Dataset rows about figures:
## Begin

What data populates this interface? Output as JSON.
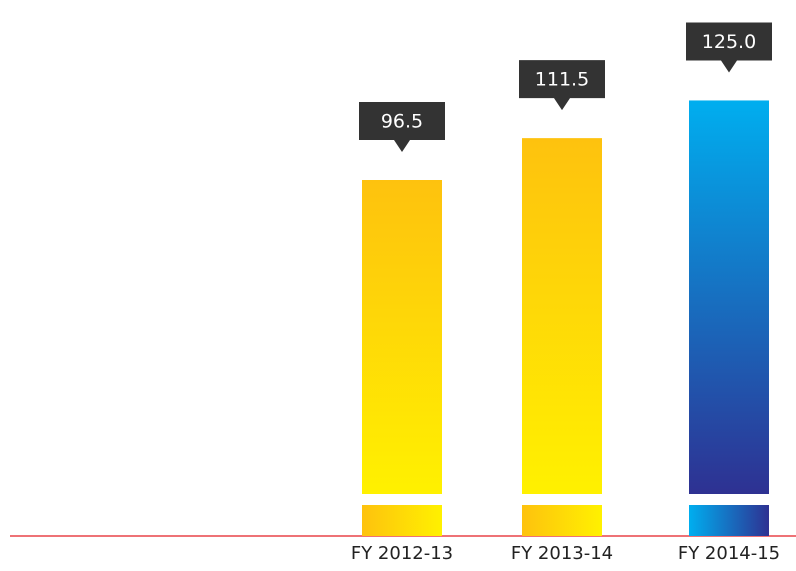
{
  "chart_data": {
    "type": "bar",
    "categories": [
      "FY 2012-13",
      "FY 2013-14",
      "FY 2014-15"
    ],
    "values": [
      96.5,
      111.5,
      125.0
    ],
    "value_labels": [
      "96.5",
      "111.5",
      "125.0"
    ],
    "colors": [
      [
        "#fec20e",
        "#fff100"
      ],
      [
        "#fec20e",
        "#fff100"
      ],
      [
        "#00aeef",
        "#2e3192"
      ]
    ],
    "ylim": [
      -16,
      130
    ]
  }
}
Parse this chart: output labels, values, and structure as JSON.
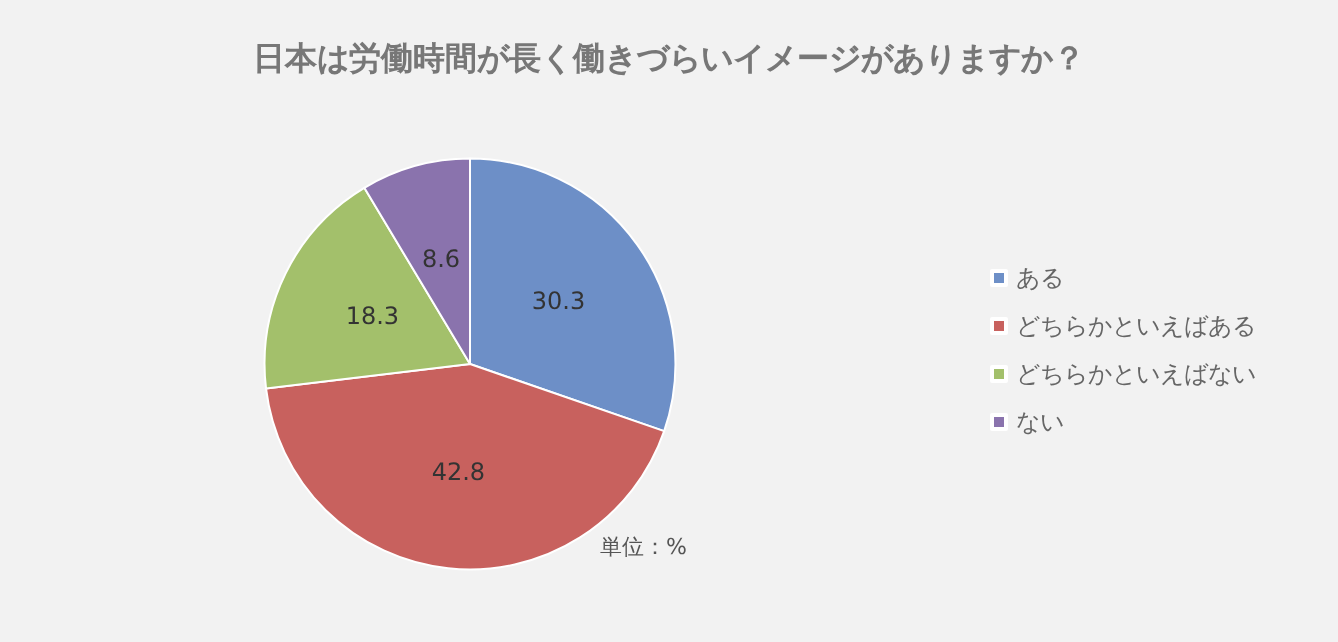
{
  "chart_data": {
    "type": "pie",
    "title": "日本は労働時間が長く働きづらいイメージがありますか？",
    "categories": [
      "ある",
      "どちらかといえばある",
      "どちらかといえばない",
      "ない"
    ],
    "values": [
      30.3,
      42.8,
      18.3,
      8.6
    ],
    "colors": [
      "#6d8fc7",
      "#c8615e",
      "#a3c06b",
      "#8a73ad"
    ],
    "data_labels": true,
    "legend": "right",
    "annotations": [
      "単位：%"
    ]
  }
}
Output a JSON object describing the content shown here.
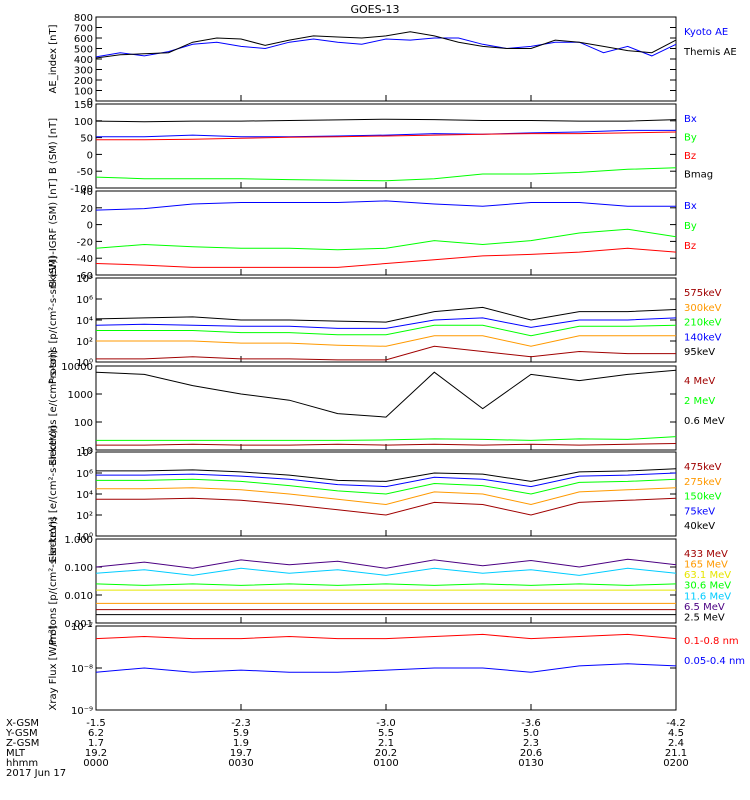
{
  "title": "GOES-13",
  "colors": {
    "black": "#000000",
    "blue": "#0000ff",
    "green": "#00ff00",
    "red": "#ff0000",
    "darkred": "#a00000",
    "orange": "#ff9900",
    "teal": "#00b3b3",
    "cyan": "#00ccff",
    "purple": "#4b0082",
    "yellow": "#e6e600"
  },
  "footer": {
    "row_labels": [
      "X-GSM",
      "Y-GSM",
      "Z-GSM",
      "MLT",
      "hhmm",
      "2017 Jun 17"
    ],
    "columns": [
      [
        "-1.5",
        "6.2",
        "1.7",
        "19.2",
        "0000"
      ],
      [
        "-2.3",
        "5.9",
        "1.9",
        "19.7",
        "0030"
      ],
      [
        "-3.0",
        "5.5",
        "2.1",
        "20.2",
        "0100"
      ],
      [
        "-3.6",
        "5.0",
        "2.3",
        "20.6",
        "0130"
      ],
      [
        "-4.2",
        "4.5",
        "2.4",
        "21.1",
        "0200"
      ]
    ]
  },
  "chart_data": [
    {
      "type": "line",
      "ylabel": "AE_index [nT]",
      "ylim": [
        0,
        800
      ],
      "yticks": [
        "0",
        "100",
        "200",
        "300",
        "400",
        "500",
        "600",
        "700",
        "800"
      ],
      "yscale": "linear",
      "x": [
        0,
        5,
        10,
        15,
        20,
        25,
        30,
        35,
        40,
        45,
        50,
        55,
        60,
        65,
        70,
        75,
        80,
        85,
        90,
        95,
        100,
        105,
        110,
        115,
        120
      ],
      "series": [
        {
          "name": "Kyoto AE",
          "color": "blue",
          "values": [
            420,
            460,
            430,
            470,
            540,
            560,
            520,
            500,
            560,
            590,
            560,
            540,
            590,
            580,
            600,
            600,
            540,
            500,
            520,
            560,
            560,
            460,
            520,
            430,
            540
          ]
        },
        {
          "name": "Themis AE",
          "color": "black",
          "values": [
            410,
            440,
            450,
            460,
            560,
            600,
            590,
            530,
            580,
            620,
            610,
            600,
            620,
            660,
            620,
            560,
            520,
            500,
            500,
            580,
            560,
            520,
            480,
            460,
            580
          ]
        }
      ]
    },
    {
      "type": "line",
      "ylabel": "B (SM) [nT]",
      "ylim": [
        -115,
        155
      ],
      "yticks": [
        "-100",
        "-50",
        "0",
        "50",
        "100",
        "150"
      ],
      "yscale": "linear",
      "x": [
        0,
        10,
        20,
        30,
        40,
        50,
        60,
        70,
        80,
        90,
        100,
        110,
        120
      ],
      "series": [
        {
          "name": "Bx",
          "color": "blue",
          "values": [
            50,
            50,
            55,
            50,
            50,
            52,
            55,
            60,
            58,
            62,
            65,
            70,
            70
          ]
        },
        {
          "name": "By",
          "color": "green",
          "values": [
            -80,
            -85,
            -85,
            -85,
            -88,
            -90,
            -92,
            -85,
            -70,
            -70,
            -65,
            -55,
            -50
          ]
        },
        {
          "name": "Bz",
          "color": "red",
          "values": [
            40,
            40,
            42,
            45,
            48,
            50,
            52,
            55,
            58,
            60,
            60,
            62,
            65
          ]
        },
        {
          "name": "Bmag",
          "color": "black",
          "values": [
            100,
            98,
            100,
            100,
            102,
            104,
            106,
            105,
            102,
            102,
            100,
            100,
            105
          ]
        }
      ]
    },
    {
      "type": "line",
      "ylabel": "B (SM)-IGRF (SM) [nT]",
      "ylim": [
        -65,
        45
      ],
      "yticks": [
        "-60",
        "-40",
        "-20",
        "0",
        "20",
        "40"
      ],
      "yscale": "linear",
      "x": [
        0,
        10,
        20,
        30,
        40,
        50,
        60,
        70,
        80,
        90,
        100,
        110,
        120
      ],
      "series": [
        {
          "name": "Bx",
          "color": "blue",
          "values": [
            20,
            22,
            28,
            30,
            30,
            30,
            32,
            28,
            25,
            30,
            30,
            25,
            25
          ]
        },
        {
          "name": "By",
          "color": "green",
          "values": [
            -30,
            -25,
            -28,
            -30,
            -30,
            -32,
            -30,
            -20,
            -25,
            -20,
            -10,
            -5,
            -15
          ]
        },
        {
          "name": "Bz",
          "color": "red",
          "values": [
            -50,
            -52,
            -55,
            -55,
            -55,
            -55,
            -50,
            -45,
            -40,
            -38,
            -35,
            -30,
            -35
          ]
        }
      ]
    },
    {
      "type": "line",
      "ylabel": "Protons [p/(cm²-s-sr-keV)]",
      "ylim": [
        0,
        8
      ],
      "yscale": "log",
      "yticks": [
        "10⁰",
        "10²",
        "10⁴",
        "10⁶",
        "10⁸"
      ],
      "x": [
        0,
        10,
        20,
        30,
        40,
        50,
        60,
        70,
        80,
        90,
        100,
        110,
        120
      ],
      "series": [
        {
          "name": "575keV",
          "color": "darkred",
          "values": [
            0.3,
            0.3,
            0.5,
            0.3,
            0.3,
            0.2,
            0.2,
            1.5,
            1.0,
            0.5,
            1.0,
            0.8,
            0.8
          ]
        },
        {
          "name": "300keV",
          "color": "orange",
          "values": [
            2.0,
            2.0,
            2.0,
            1.8,
            1.8,
            1.6,
            1.5,
            2.5,
            2.5,
            1.5,
            2.5,
            2.5,
            2.5
          ]
        },
        {
          "name": "210keV",
          "color": "green",
          "values": [
            3.0,
            3.0,
            3.0,
            2.8,
            2.8,
            2.6,
            2.6,
            3.5,
            3.5,
            2.5,
            3.4,
            3.4,
            3.5
          ]
        },
        {
          "name": "140keV",
          "color": "blue",
          "values": [
            3.5,
            3.6,
            3.5,
            3.4,
            3.4,
            3.2,
            3.2,
            4.0,
            4.2,
            3.3,
            4.0,
            4.0,
            4.2
          ]
        },
        {
          "name": "95keV",
          "color": "black",
          "values": [
            4.1,
            4.2,
            4.3,
            4.0,
            4.0,
            3.9,
            3.8,
            4.8,
            5.2,
            4.0,
            4.8,
            4.8,
            5.0
          ]
        }
      ]
    },
    {
      "type": "line",
      "ylabel": "Electrons [e/(cm²-s-sr)]",
      "ylim": [
        10,
        10000
      ],
      "yscale": "log",
      "yticks": [
        "10",
        "100",
        "1000",
        "10000"
      ],
      "x": [
        0,
        10,
        20,
        30,
        40,
        50,
        60,
        70,
        80,
        90,
        100,
        110,
        120
      ],
      "series": [
        {
          "name": "4 MeV",
          "color": "darkred",
          "values": [
            15,
            15,
            16,
            15,
            15,
            16,
            15,
            16,
            15,
            16,
            15,
            16,
            17
          ]
        },
        {
          "name": "2 MeV",
          "color": "green",
          "values": [
            22,
            22,
            22,
            22,
            22,
            22,
            23,
            25,
            24,
            22,
            25,
            24,
            30
          ]
        },
        {
          "name": "0.6 MeV",
          "color": "black",
          "values": [
            6000,
            5000,
            2000,
            1000,
            600,
            200,
            150,
            6000,
            300,
            5000,
            3000,
            5000,
            7000
          ]
        }
      ]
    },
    {
      "type": "line",
      "ylabel": "Electrons [e/(cm²-s-sr-keV)]",
      "ylim": [
        0,
        8
      ],
      "yscale": "log",
      "yticks": [
        "10⁰",
        "10²",
        "10⁴",
        "10⁶",
        "10⁸"
      ],
      "x": [
        0,
        10,
        20,
        30,
        40,
        50,
        60,
        70,
        80,
        90,
        100,
        110,
        120
      ],
      "series": [
        {
          "name": "475keV",
          "color": "darkred",
          "values": [
            3.5,
            3.5,
            3.6,
            3.4,
            3.0,
            2.5,
            2.0,
            3.2,
            3.0,
            2.0,
            3.2,
            3.4,
            3.6
          ]
        },
        {
          "name": "275keV",
          "color": "orange",
          "values": [
            4.5,
            4.5,
            4.6,
            4.4,
            4.0,
            3.5,
            3.0,
            4.2,
            4.0,
            3.0,
            4.2,
            4.4,
            4.6
          ]
        },
        {
          "name": "150keV",
          "color": "green",
          "values": [
            5.3,
            5.3,
            5.4,
            5.2,
            4.8,
            4.3,
            4.0,
            5.0,
            4.8,
            4.0,
            5.1,
            5.2,
            5.4
          ]
        },
        {
          "name": "75keV",
          "color": "blue",
          "values": [
            5.8,
            5.8,
            5.9,
            5.7,
            5.4,
            4.9,
            4.7,
            5.6,
            5.4,
            4.7,
            5.7,
            5.8,
            6.0
          ]
        },
        {
          "name": "40keV",
          "color": "black",
          "values": [
            6.2,
            6.2,
            6.3,
            6.1,
            5.8,
            5.3,
            5.2,
            6.0,
            5.9,
            5.2,
            6.1,
            6.2,
            6.4
          ]
        }
      ]
    },
    {
      "type": "line",
      "ylabel": "Protons [p/(cm²-s-sr-keV)]",
      "ylim": [
        0.001,
        1.0
      ],
      "yscale": "log",
      "yticks": [
        "0.001",
        "0.010",
        "0.100",
        "1.000"
      ],
      "x": [
        0,
        10,
        20,
        30,
        40,
        50,
        60,
        70,
        80,
        90,
        100,
        110,
        120
      ],
      "series": [
        {
          "name": "433 MeV",
          "color": "darkred",
          "values": [
            0.003,
            0.003,
            0.003,
            0.003,
            0.003,
            0.003,
            0.003,
            0.003,
            0.003,
            0.003,
            0.003,
            0.003,
            0.003
          ]
        },
        {
          "name": "165 MeV",
          "color": "orange",
          "values": [
            0.005,
            0.005,
            0.005,
            0.005,
            0.005,
            0.005,
            0.005,
            0.005,
            0.005,
            0.005,
            0.005,
            0.005,
            0.005
          ]
        },
        {
          "name": "63.1 MeV",
          "color": "yellow",
          "values": [
            0.015,
            0.015,
            0.015,
            0.015,
            0.015,
            0.015,
            0.015,
            0.015,
            0.015,
            0.015,
            0.015,
            0.015,
            0.015
          ]
        },
        {
          "name": "30.6 MeV",
          "color": "green",
          "values": [
            0.025,
            0.022,
            0.025,
            0.022,
            0.025,
            0.022,
            0.025,
            0.022,
            0.025,
            0.022,
            0.025,
            0.022,
            0.025
          ]
        },
        {
          "name": "11.6 MeV",
          "color": "cyan",
          "values": [
            0.06,
            0.08,
            0.05,
            0.09,
            0.06,
            0.08,
            0.05,
            0.09,
            0.06,
            0.08,
            0.05,
            0.09,
            0.06
          ]
        },
        {
          "name": "6.5 MeV",
          "color": "purple",
          "values": [
            0.1,
            0.15,
            0.09,
            0.18,
            0.12,
            0.16,
            0.09,
            0.18,
            0.11,
            0.17,
            0.1,
            0.19,
            0.12
          ]
        },
        {
          "name": "2.5 MeV",
          "color": "black",
          "values": [
            0.002,
            0.002,
            0.002,
            0.002,
            0.002,
            0.002,
            0.002,
            0.002,
            0.002,
            0.002,
            0.002,
            0.002,
            0.002
          ]
        }
      ]
    },
    {
      "type": "line",
      "ylabel": "Xray Flux [W/m²]",
      "ylim": [
        -9,
        -7
      ],
      "yscale": "log",
      "yticks": [
        "10⁻⁹",
        "10⁻⁸",
        "10⁻⁷"
      ],
      "x": [
        0,
        10,
        20,
        30,
        40,
        50,
        60,
        70,
        80,
        90,
        100,
        110,
        120
      ],
      "series": [
        {
          "name": "0.1-0.8 nm",
          "color": "red",
          "values": [
            -7.3,
            -7.25,
            -7.3,
            -7.3,
            -7.25,
            -7.3,
            -7.3,
            -7.25,
            -7.2,
            -7.3,
            -7.25,
            -7.2,
            -7.3
          ]
        },
        {
          "name": "0.05-0.4 nm",
          "color": "blue",
          "values": [
            -8.1,
            -8.0,
            -8.1,
            -8.05,
            -8.1,
            -8.1,
            -8.05,
            -8.0,
            -8.0,
            -8.1,
            -7.95,
            -7.9,
            -7.95
          ]
        }
      ]
    }
  ]
}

## End

WHAT IS BEING ASKED: Only the count is needed: the number of lines in the data that include the word "JSON".

EXERCISE OUTPUT: 3